>> Start Record list
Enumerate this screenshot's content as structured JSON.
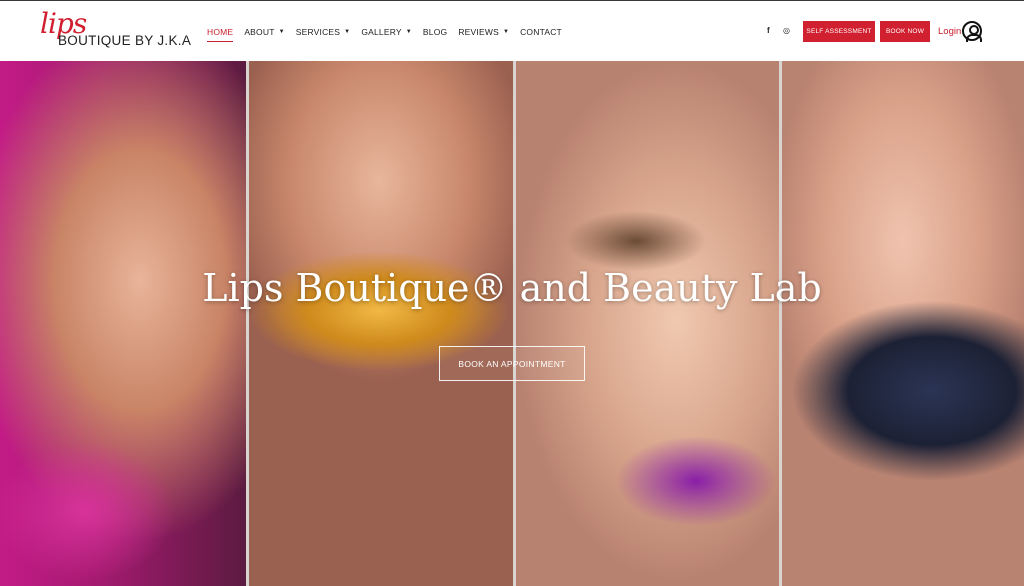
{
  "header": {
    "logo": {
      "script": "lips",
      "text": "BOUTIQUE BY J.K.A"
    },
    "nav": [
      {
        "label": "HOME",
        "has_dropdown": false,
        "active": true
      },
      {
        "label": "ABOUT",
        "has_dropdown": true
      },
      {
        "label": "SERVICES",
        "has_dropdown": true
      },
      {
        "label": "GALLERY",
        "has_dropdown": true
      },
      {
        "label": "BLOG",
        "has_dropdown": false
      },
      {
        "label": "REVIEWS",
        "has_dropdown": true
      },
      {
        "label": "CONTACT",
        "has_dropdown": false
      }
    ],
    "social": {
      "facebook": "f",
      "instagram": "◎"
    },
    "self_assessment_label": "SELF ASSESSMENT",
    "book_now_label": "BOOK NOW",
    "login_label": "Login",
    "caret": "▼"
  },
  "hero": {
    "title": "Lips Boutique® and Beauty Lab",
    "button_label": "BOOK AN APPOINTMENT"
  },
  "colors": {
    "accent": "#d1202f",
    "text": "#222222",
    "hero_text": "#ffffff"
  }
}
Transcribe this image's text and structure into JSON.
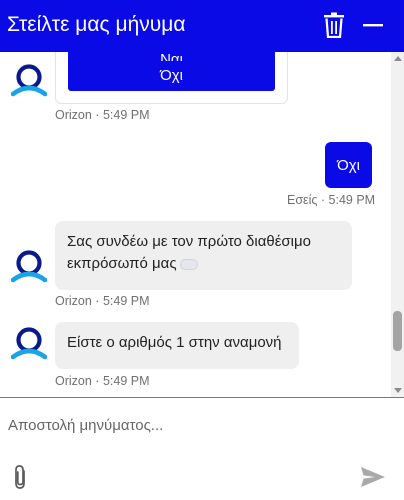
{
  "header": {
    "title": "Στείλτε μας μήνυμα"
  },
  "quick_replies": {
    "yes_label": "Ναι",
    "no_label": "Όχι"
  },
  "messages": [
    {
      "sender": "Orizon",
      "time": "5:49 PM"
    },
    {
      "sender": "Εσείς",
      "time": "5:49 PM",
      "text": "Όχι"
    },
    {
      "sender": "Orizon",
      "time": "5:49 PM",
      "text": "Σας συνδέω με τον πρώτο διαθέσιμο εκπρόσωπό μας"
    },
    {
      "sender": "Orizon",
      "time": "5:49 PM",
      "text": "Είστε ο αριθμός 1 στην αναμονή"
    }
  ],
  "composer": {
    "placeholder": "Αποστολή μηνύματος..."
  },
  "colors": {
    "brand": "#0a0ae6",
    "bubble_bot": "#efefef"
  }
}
>> End Record list
* [Aim] Go through the data and gather every line that holds "this".

* [Expected answer]
Enumerate this screenshot's content as structured JSON.
Transcribe this image's text and structure into JSON.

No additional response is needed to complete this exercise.